__THE RECORDS__.
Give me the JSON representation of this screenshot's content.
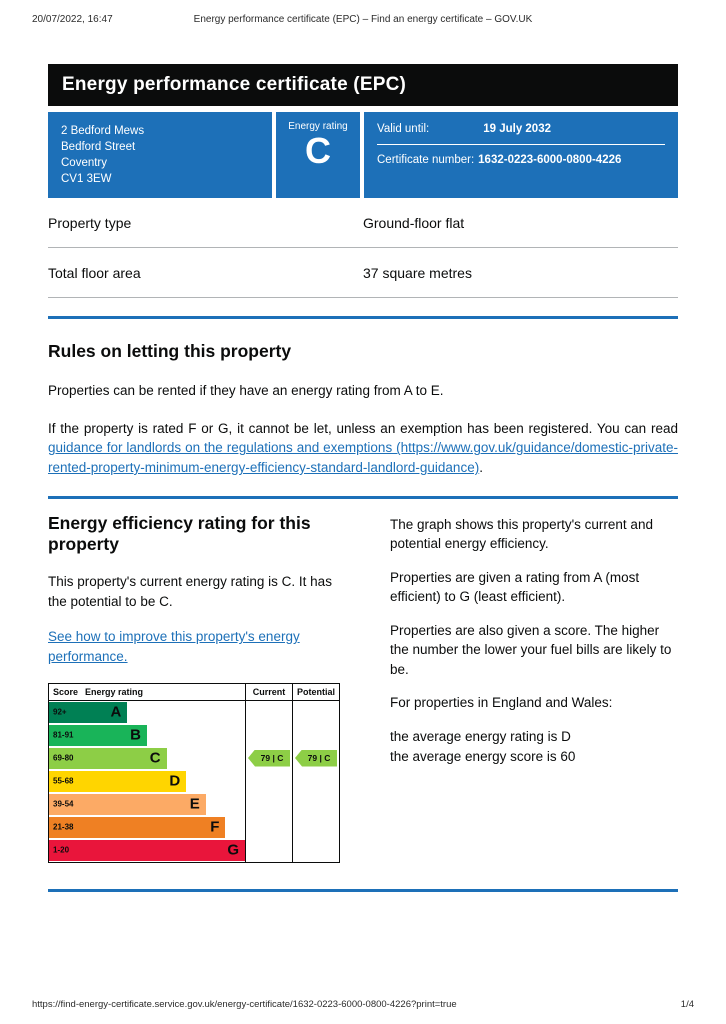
{
  "print_header": {
    "datetime": "20/07/2022, 16:47",
    "title": "Energy performance certificate (EPC) – Find an energy certificate – GOV.UK"
  },
  "banner": {
    "title": "Energy performance certificate (EPC)"
  },
  "summary": {
    "address_lines": [
      "2 Bedford Mews",
      "Bedford Street",
      "Coventry",
      "CV1 3EW"
    ],
    "energy_rating_label": "Energy rating",
    "energy_rating": "C",
    "valid_until_label": "Valid until:",
    "valid_until": "19 July 2032",
    "certificate_number_label": "Certificate number:",
    "certificate_number": "1632-0223-6000-0800-4226"
  },
  "property_table": {
    "rows": [
      {
        "label": "Property type",
        "value": "Ground-floor flat"
      },
      {
        "label": "Total floor area",
        "value": "37 square metres"
      }
    ]
  },
  "rules_section": {
    "heading": "Rules on letting this property",
    "para1": "Properties can be rented if they have an energy rating from A to E.",
    "para2_before": "If the property is rated F or G, it cannot be let, unless an exemption has been registered. You can read ",
    "link_text": "guidance for landlords on the regulations and exemptions (https://www.gov.uk/guidance/domestic-private-rented-property-minimum-energy-efficiency-standard-landlord-guidance)",
    "para2_after": "."
  },
  "rating_section": {
    "heading": "Energy efficiency rating for this property",
    "para1": "This property's current energy rating is C. It has the potential to be C.",
    "link_text": "See how to improve this property's energy performance."
  },
  "explanation": {
    "paras": [
      "The graph shows this property's current and potential energy efficiency.",
      "Properties are given a rating from A (most efficient) to G (least efficient).",
      "Properties are also given a score. The higher the number the lower your fuel bills are likely to be.",
      "For properties in England and Wales:"
    ],
    "avg_rating_line": "the average energy rating is D",
    "avg_score_line": "the average energy score is 60"
  },
  "chart_data": {
    "type": "bar",
    "title": "Energy efficiency rating bands",
    "headers": {
      "score": "Score",
      "rating": "Energy rating",
      "current": "Current",
      "potential": "Potential"
    },
    "bands": [
      {
        "score": "92+",
        "letter": "A",
        "color": "#008054",
        "width_pct": 40
      },
      {
        "score": "81-91",
        "letter": "B",
        "color": "#19b459",
        "width_pct": 50
      },
      {
        "score": "69-80",
        "letter": "C",
        "color": "#8dce46",
        "width_pct": 60
      },
      {
        "score": "55-68",
        "letter": "D",
        "color": "#ffd500",
        "width_pct": 70
      },
      {
        "score": "39-54",
        "letter": "E",
        "color": "#fcaa65",
        "width_pct": 80
      },
      {
        "score": "21-38",
        "letter": "F",
        "color": "#ef8023",
        "width_pct": 90
      },
      {
        "score": "1-20",
        "letter": "G",
        "color": "#e9153b",
        "width_pct": 100
      }
    ],
    "current": {
      "score": 79,
      "letter": "C",
      "band_index": 2,
      "label": "79 | C",
      "color": "#8dce46"
    },
    "potential": {
      "score": 79,
      "letter": "C",
      "band_index": 2,
      "label": "79 | C",
      "color": "#8dce46"
    }
  },
  "colors": {
    "brand_blue": "#1d70b8",
    "banner_black": "#0b0c0c",
    "divider_blue": "#1d70b8",
    "row_border": "#b1b4b6"
  },
  "print_footer": {
    "url": "https://find-energy-certificate.service.gov.uk/energy-certificate/1632-0223-6000-0800-4226?print=true",
    "page": "1/4"
  }
}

__GIVEN REQUEST__. Except for the pictures, give all the material above again verbatim.

__ANSWER TO THIS TASK__.
Give me the JSON representation of this screenshot's content.
{
  "print_header": {
    "datetime": "20/07/2022, 16:47",
    "title": "Energy performance certificate (EPC) – Find an energy certificate – GOV.UK"
  },
  "banner": {
    "title": "Energy performance certificate (EPC)"
  },
  "summary": {
    "address_lines": [
      "2 Bedford Mews",
      "Bedford Street",
      "Coventry",
      "CV1 3EW"
    ],
    "energy_rating_label": "Energy rating",
    "energy_rating": "C",
    "valid_until_label": "Valid until:",
    "valid_until": "19 July 2032",
    "certificate_number_label": "Certificate number:",
    "certificate_number": "1632-0223-6000-0800-4226"
  },
  "property_table": {
    "rows": [
      {
        "label": "Property type",
        "value": "Ground-floor flat"
      },
      {
        "label": "Total floor area",
        "value": "37 square metres"
      }
    ]
  },
  "rules_section": {
    "heading": "Rules on letting this property",
    "para1": "Properties can be rented if they have an energy rating from A to E.",
    "para2_before": "If the property is rated F or G, it cannot be let, unless an exemption has been registered. You can read ",
    "link_text": "guidance for landlords on the regulations and exemptions (https://www.gov.uk/guidance/domestic-private-rented-property-minimum-energy-efficiency-standard-landlord-guidance)",
    "para2_after": "."
  },
  "rating_section": {
    "heading": "Energy efficiency rating for this property",
    "para1": "This property's current energy rating is C. It has the potential to be C.",
    "link_text": "See how to improve this property's energy performance."
  },
  "explanation": {
    "paras": [
      "The graph shows this property's current and potential energy efficiency.",
      "Properties are given a rating from A (most efficient) to G (least efficient).",
      "Properties are also given a score. The higher the number the lower your fuel bills are likely to be.",
      "For properties in England and Wales:"
    ],
    "avg_rating_line": "the average energy rating is D",
    "avg_score_line": "the average energy score is 60"
  },
  "chart_data": {
    "type": "bar",
    "title": "Energy efficiency rating bands",
    "headers": {
      "score": "Score",
      "rating": "Energy rating",
      "current": "Current",
      "potential": "Potential"
    },
    "bands": [
      {
        "score": "92+",
        "letter": "A",
        "color": "#008054",
        "width_pct": 40
      },
      {
        "score": "81-91",
        "letter": "B",
        "color": "#19b459",
        "width_pct": 50
      },
      {
        "score": "69-80",
        "letter": "C",
        "color": "#8dce46",
        "width_pct": 60
      },
      {
        "score": "55-68",
        "letter": "D",
        "color": "#ffd500",
        "width_pct": 70
      },
      {
        "score": "39-54",
        "letter": "E",
        "color": "#fcaa65",
        "width_pct": 80
      },
      {
        "score": "21-38",
        "letter": "F",
        "color": "#ef8023",
        "width_pct": 90
      },
      {
        "score": "1-20",
        "letter": "G",
        "color": "#e9153b",
        "width_pct": 100
      }
    ],
    "current": {
      "score": 79,
      "letter": "C",
      "band_index": 2,
      "label": "79 | C",
      "color": "#8dce46"
    },
    "potential": {
      "score": 79,
      "letter": "C",
      "band_index": 2,
      "label": "79 | C",
      "color": "#8dce46"
    }
  },
  "colors": {
    "brand_blue": "#1d70b8",
    "banner_black": "#0b0c0c",
    "divider_blue": "#1d70b8",
    "row_border": "#b1b4b6"
  },
  "print_footer": {
    "url": "https://find-energy-certificate.service.gov.uk/energy-certificate/1632-0223-6000-0800-4226?print=true",
    "page": "1/4"
  }
}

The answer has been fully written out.